__DIRECTION__: Extract each line of the records below that contains the word "Kisielnicy".

__DATA IN THIS EXERCISE__:
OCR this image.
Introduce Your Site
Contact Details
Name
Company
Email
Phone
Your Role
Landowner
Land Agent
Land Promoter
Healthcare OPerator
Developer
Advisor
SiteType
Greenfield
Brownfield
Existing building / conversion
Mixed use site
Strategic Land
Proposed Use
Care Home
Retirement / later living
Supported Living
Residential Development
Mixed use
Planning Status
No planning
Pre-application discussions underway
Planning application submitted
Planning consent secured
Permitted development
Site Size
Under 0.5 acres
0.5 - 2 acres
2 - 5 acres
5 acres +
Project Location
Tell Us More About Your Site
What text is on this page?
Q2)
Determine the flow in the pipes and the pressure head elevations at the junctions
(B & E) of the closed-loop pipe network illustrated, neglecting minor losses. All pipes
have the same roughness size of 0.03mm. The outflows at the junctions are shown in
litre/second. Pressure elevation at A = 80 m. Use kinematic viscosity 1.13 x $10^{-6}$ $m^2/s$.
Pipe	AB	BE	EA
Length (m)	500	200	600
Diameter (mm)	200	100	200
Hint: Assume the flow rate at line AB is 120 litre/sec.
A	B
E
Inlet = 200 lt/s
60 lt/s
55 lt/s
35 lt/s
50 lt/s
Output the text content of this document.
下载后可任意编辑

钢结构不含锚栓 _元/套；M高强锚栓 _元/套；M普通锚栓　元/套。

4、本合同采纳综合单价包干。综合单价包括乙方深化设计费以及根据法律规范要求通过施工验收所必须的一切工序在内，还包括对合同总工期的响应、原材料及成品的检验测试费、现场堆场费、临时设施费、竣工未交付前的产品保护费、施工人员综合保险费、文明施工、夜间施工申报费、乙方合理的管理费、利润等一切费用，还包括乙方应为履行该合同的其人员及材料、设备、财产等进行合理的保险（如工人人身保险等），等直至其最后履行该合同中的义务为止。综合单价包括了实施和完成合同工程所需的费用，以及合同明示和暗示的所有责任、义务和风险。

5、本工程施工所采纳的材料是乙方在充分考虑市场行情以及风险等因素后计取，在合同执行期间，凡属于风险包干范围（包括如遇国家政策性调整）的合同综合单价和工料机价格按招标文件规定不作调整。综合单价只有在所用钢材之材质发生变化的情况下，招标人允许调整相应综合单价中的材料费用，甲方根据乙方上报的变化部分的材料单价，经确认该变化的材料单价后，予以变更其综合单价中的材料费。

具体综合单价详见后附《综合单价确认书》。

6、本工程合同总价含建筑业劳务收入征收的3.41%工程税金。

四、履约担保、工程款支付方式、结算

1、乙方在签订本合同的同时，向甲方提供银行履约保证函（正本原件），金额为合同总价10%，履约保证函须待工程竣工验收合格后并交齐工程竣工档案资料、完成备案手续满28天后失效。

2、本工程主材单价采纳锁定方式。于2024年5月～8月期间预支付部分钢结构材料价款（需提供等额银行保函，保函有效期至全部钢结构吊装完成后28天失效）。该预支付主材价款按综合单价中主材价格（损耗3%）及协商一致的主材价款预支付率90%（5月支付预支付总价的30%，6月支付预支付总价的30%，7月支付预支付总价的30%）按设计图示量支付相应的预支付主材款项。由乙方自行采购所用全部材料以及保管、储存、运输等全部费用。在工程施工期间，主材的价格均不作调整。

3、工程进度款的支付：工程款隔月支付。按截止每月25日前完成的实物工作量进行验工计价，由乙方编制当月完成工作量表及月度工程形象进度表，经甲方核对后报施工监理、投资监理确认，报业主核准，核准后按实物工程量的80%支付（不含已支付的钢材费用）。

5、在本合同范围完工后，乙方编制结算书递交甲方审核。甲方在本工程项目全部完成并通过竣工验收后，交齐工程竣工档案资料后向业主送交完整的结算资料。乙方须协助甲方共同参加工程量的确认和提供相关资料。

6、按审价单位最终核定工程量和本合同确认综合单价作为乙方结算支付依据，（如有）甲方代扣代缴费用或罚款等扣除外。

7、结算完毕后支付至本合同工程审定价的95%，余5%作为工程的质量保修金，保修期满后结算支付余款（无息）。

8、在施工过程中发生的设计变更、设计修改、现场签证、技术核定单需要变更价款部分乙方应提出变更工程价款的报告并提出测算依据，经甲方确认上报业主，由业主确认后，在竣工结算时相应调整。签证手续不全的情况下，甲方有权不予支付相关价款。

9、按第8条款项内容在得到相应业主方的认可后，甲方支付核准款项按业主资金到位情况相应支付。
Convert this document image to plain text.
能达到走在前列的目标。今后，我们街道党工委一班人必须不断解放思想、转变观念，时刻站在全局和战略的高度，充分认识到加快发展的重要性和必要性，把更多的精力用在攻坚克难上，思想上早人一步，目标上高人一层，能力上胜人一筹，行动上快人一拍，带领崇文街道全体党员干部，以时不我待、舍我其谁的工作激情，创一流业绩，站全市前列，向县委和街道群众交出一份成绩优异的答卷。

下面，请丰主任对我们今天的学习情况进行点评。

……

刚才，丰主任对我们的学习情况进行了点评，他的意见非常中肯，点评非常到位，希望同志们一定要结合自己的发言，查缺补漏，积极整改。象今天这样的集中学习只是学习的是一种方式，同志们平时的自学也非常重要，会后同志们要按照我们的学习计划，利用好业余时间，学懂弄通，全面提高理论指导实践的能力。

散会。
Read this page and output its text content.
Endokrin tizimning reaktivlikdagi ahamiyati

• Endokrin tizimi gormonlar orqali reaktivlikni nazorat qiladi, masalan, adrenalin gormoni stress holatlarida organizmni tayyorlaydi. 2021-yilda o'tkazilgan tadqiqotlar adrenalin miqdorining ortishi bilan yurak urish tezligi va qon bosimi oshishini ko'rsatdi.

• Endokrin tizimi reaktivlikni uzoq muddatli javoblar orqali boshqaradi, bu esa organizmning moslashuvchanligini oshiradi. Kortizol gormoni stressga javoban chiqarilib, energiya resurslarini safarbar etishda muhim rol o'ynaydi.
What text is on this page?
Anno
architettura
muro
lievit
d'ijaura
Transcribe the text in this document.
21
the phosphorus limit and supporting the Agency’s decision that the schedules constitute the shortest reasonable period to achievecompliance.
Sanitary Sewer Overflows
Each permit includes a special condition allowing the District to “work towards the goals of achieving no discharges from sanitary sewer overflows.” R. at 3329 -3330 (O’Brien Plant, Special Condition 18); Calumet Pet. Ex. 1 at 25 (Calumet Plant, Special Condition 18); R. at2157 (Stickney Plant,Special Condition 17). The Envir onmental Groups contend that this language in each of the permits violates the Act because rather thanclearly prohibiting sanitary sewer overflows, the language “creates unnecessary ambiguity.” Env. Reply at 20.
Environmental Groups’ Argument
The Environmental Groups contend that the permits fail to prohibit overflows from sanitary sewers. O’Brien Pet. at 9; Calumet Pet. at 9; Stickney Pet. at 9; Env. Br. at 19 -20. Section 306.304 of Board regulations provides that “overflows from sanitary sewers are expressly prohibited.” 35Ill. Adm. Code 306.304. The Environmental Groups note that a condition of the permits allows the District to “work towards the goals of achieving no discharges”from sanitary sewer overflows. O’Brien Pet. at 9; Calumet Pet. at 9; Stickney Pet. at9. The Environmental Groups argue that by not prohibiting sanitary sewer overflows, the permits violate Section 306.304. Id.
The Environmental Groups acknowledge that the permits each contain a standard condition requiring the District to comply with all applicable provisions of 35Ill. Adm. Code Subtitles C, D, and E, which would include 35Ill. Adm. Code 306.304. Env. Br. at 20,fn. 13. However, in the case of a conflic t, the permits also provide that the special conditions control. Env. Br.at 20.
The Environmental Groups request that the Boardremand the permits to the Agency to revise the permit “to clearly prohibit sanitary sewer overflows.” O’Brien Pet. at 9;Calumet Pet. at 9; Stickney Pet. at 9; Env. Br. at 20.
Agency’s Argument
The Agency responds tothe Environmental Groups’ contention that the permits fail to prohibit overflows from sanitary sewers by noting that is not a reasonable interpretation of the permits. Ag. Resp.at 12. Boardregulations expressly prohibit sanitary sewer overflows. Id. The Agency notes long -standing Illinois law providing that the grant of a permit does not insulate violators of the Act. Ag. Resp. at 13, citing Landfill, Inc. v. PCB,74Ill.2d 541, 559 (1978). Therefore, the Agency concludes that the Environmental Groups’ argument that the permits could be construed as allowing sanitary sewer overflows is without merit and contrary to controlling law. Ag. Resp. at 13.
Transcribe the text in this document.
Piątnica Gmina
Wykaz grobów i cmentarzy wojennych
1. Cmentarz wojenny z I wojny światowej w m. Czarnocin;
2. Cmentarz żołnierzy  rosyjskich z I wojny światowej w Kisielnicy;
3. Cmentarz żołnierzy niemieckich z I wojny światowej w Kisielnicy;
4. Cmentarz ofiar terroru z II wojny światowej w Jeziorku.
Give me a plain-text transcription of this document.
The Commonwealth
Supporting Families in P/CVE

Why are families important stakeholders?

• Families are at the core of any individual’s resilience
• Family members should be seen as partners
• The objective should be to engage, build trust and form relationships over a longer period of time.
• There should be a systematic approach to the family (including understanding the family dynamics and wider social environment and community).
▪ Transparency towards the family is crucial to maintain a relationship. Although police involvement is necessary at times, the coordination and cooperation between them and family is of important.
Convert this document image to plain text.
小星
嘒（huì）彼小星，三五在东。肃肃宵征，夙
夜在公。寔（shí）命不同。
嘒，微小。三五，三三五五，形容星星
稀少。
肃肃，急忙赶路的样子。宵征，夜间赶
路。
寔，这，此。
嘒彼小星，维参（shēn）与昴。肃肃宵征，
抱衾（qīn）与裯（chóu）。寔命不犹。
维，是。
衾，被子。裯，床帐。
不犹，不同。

__WRITTEN RESPONSE__:
2. Cmentarz żołnierzy  rosyjskich z I wojny światowej w Kisielnicy;
3. Cmentarz żołnierzy niemieckich z I wojny światowej w Kisielnicy;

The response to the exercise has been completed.